Stated exercise
Filter this data down to the lines that hold "arcmin", and copy them.

Data to use
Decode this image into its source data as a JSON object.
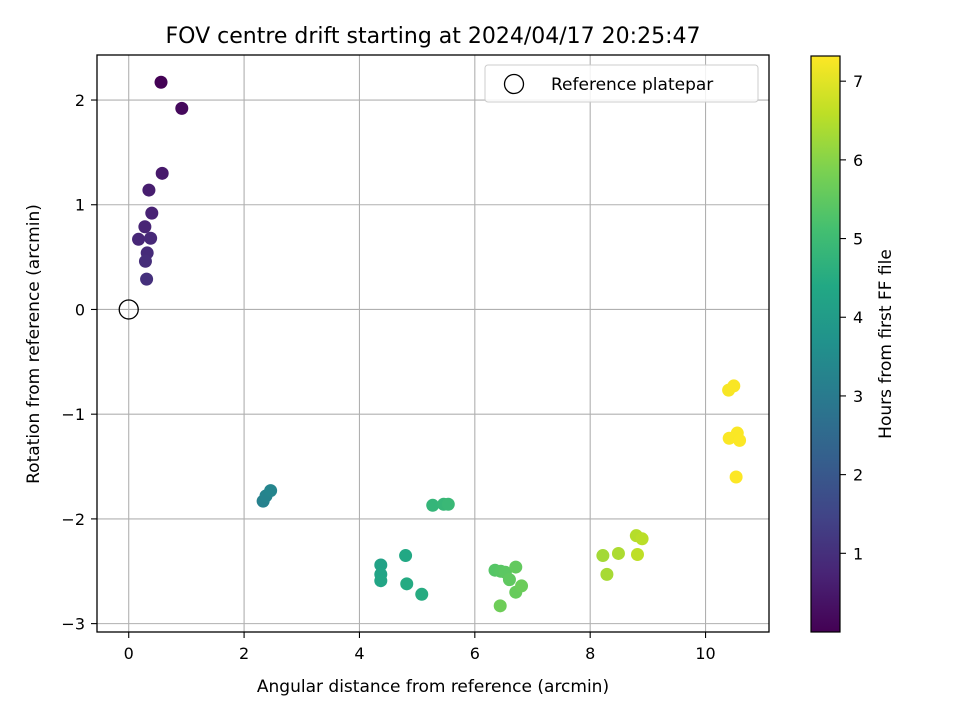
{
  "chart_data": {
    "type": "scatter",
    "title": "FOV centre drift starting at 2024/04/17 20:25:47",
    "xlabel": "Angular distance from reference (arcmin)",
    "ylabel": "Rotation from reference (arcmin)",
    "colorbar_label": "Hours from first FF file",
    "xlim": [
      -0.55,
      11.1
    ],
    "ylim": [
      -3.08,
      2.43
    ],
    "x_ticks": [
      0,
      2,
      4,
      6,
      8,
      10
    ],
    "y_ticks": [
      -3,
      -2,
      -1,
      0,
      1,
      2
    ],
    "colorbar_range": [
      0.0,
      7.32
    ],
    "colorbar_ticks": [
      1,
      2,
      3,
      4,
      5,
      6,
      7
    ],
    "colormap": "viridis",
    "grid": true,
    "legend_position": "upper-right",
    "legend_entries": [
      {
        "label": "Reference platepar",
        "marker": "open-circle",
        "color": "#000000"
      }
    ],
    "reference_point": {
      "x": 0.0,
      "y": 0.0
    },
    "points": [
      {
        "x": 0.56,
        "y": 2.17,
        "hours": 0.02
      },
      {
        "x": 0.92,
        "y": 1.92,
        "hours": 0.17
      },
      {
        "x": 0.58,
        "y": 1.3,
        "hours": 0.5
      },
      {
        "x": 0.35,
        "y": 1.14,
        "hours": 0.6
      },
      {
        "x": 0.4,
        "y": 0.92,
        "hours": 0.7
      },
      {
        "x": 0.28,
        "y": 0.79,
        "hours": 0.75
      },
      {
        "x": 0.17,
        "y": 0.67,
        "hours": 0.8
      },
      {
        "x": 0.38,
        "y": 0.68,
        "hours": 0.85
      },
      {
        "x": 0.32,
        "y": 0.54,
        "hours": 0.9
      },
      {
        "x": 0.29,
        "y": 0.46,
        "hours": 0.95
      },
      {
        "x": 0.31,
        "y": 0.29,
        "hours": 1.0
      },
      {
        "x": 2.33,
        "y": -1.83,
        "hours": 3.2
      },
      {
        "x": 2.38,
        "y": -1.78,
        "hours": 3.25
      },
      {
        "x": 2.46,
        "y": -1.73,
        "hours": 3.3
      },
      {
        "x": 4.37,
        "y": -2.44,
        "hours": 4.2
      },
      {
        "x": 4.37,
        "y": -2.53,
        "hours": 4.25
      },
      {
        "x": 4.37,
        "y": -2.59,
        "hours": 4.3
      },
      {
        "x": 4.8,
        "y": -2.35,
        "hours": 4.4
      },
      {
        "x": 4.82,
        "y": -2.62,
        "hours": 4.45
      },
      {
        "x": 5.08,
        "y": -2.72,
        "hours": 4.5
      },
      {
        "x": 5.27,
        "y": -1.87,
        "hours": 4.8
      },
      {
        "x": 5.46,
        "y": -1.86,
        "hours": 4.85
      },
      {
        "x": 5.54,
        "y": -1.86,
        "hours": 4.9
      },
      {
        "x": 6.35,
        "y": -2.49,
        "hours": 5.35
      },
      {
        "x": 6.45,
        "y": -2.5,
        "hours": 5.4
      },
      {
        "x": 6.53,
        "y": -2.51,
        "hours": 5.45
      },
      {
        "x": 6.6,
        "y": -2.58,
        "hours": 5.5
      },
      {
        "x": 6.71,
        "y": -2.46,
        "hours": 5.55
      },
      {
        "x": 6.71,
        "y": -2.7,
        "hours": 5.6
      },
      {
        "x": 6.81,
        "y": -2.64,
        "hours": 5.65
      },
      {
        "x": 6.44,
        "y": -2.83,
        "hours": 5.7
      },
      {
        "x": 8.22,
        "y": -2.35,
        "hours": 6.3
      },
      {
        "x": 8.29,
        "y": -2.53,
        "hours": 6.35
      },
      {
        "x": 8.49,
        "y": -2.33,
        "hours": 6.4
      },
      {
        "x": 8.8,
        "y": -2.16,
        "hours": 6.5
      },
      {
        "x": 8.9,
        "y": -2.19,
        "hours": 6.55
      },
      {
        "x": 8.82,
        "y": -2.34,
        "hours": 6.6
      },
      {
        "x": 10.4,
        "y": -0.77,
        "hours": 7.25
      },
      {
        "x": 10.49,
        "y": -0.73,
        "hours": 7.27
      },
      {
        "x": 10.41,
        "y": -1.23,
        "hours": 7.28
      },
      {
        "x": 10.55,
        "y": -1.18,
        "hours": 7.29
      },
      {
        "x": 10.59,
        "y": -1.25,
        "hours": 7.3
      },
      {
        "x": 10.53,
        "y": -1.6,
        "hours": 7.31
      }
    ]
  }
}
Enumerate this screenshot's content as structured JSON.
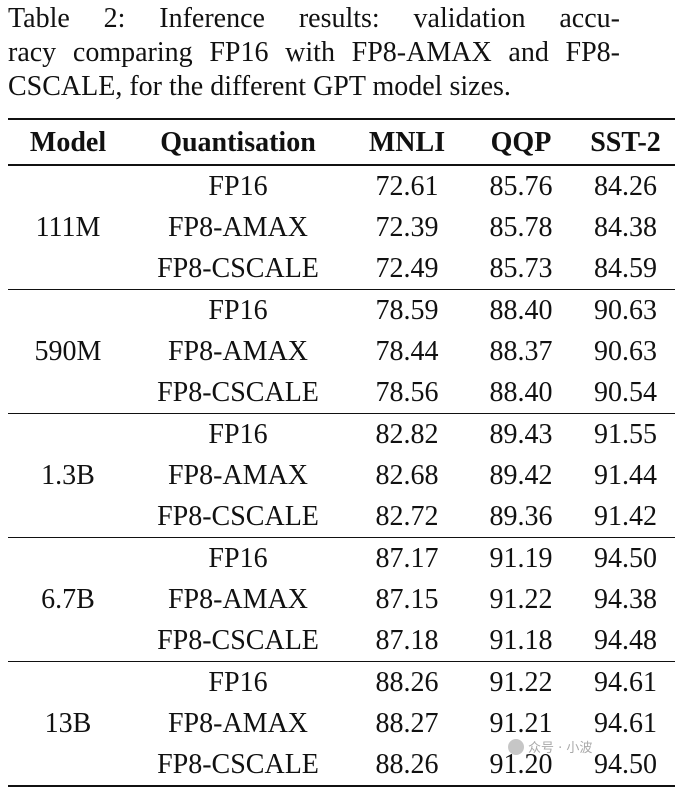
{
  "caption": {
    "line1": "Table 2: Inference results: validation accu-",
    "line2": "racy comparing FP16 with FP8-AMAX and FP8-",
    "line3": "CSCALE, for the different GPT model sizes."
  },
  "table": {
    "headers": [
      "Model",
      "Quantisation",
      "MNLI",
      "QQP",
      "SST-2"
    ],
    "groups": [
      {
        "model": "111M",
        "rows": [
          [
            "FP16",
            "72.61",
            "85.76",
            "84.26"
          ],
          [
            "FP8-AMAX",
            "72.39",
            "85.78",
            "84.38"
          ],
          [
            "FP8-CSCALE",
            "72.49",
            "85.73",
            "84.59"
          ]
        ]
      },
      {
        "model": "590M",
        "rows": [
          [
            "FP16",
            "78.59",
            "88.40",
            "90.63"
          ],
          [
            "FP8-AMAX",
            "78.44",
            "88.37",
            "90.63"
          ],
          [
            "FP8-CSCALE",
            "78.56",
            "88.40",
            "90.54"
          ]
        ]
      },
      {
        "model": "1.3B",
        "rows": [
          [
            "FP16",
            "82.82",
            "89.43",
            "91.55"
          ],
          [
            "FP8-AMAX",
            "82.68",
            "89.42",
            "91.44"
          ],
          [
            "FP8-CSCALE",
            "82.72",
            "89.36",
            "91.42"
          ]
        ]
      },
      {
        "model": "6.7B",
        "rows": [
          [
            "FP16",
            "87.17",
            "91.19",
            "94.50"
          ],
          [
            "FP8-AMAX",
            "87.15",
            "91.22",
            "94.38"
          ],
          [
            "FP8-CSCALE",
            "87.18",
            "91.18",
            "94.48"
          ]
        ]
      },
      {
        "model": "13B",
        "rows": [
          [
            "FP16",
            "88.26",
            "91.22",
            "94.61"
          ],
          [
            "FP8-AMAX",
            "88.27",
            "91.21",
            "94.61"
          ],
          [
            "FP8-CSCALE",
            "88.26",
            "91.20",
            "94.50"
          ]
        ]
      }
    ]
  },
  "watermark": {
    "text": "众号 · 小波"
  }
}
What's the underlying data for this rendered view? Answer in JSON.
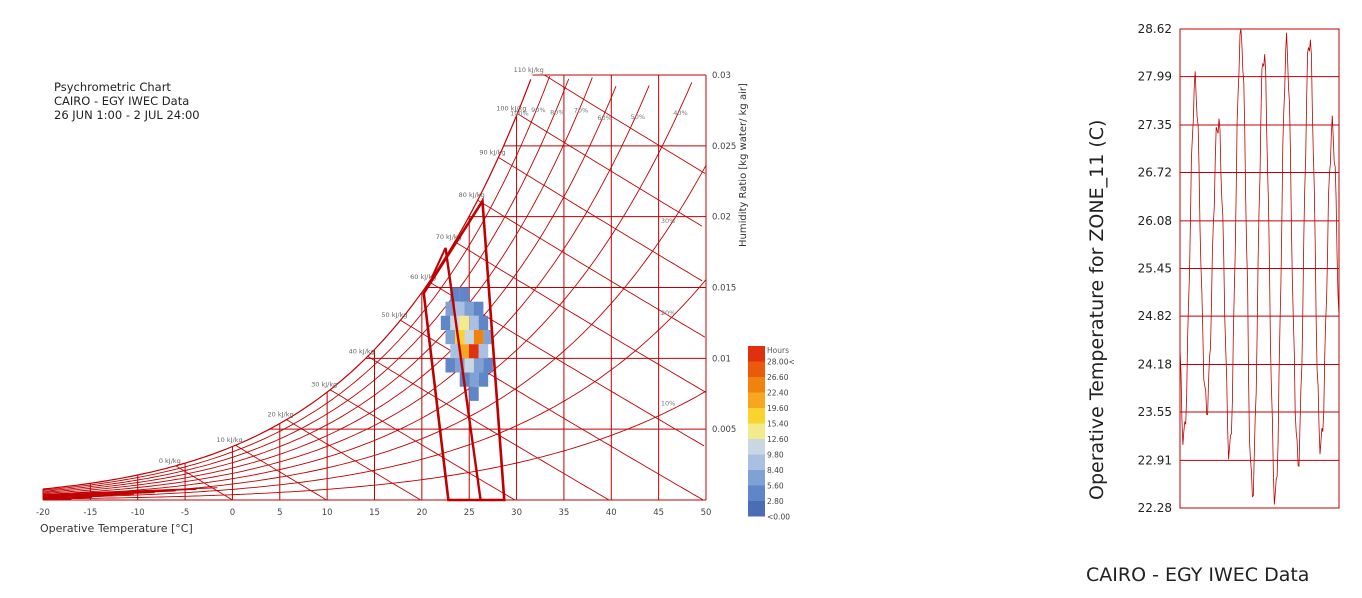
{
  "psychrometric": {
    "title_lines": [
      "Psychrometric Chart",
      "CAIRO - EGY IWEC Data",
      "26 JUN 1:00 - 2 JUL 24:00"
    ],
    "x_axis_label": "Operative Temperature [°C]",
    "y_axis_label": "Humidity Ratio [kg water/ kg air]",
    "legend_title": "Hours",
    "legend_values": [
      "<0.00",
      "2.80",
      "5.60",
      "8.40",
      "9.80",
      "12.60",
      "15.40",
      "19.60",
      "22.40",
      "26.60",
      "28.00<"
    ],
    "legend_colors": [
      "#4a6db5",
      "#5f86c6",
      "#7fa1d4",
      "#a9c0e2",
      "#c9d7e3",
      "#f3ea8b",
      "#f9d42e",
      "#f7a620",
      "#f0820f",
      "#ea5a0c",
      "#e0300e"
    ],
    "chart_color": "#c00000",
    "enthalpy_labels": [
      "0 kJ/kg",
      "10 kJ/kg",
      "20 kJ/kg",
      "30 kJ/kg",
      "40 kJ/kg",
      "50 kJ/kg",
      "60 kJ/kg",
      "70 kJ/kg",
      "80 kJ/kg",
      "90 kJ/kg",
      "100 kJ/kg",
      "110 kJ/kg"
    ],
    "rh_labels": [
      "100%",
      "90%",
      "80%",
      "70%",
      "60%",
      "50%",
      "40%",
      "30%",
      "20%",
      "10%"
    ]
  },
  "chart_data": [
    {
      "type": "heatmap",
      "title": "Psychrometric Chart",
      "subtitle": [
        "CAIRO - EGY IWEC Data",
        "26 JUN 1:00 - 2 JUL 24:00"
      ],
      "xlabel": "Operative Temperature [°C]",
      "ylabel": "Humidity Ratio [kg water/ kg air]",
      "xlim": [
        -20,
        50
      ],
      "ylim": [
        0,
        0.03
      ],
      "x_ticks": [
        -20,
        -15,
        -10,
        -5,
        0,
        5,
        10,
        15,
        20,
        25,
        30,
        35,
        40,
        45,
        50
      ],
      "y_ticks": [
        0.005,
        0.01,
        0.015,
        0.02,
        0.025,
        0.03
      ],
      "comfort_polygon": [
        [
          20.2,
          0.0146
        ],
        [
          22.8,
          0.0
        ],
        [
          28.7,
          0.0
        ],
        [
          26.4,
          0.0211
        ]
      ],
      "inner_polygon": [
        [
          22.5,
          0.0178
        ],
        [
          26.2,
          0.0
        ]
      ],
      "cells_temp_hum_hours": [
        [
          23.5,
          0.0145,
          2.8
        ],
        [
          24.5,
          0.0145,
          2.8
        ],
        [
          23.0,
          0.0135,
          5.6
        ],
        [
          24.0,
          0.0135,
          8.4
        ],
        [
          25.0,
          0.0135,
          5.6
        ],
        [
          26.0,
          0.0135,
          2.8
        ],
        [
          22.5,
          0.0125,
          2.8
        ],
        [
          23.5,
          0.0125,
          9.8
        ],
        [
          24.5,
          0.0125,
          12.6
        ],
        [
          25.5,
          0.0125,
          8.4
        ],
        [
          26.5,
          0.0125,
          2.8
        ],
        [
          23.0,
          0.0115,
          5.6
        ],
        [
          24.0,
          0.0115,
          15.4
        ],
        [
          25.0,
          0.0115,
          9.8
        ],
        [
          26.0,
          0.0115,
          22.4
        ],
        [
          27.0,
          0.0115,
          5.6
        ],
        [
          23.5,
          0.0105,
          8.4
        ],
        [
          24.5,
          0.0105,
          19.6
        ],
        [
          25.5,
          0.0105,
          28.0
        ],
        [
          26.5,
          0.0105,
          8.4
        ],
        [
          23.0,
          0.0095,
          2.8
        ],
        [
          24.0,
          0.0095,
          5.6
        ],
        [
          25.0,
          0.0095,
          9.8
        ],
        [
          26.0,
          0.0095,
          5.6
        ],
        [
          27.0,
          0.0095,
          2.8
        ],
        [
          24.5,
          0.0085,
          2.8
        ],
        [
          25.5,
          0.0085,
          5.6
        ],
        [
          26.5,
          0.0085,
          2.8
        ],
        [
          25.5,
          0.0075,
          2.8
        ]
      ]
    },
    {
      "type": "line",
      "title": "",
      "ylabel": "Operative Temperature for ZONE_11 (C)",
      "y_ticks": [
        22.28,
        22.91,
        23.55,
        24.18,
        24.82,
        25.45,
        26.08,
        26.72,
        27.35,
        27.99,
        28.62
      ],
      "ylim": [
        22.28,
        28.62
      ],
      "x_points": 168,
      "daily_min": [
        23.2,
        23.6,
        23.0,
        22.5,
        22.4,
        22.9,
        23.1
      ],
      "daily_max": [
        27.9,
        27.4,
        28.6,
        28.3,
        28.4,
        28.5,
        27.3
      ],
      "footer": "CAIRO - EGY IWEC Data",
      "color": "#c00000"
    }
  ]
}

Solution
    "xlabel": "Angular distance from reference (arcmin)",
    "ylabel": "Rotation from reference (arcmin)",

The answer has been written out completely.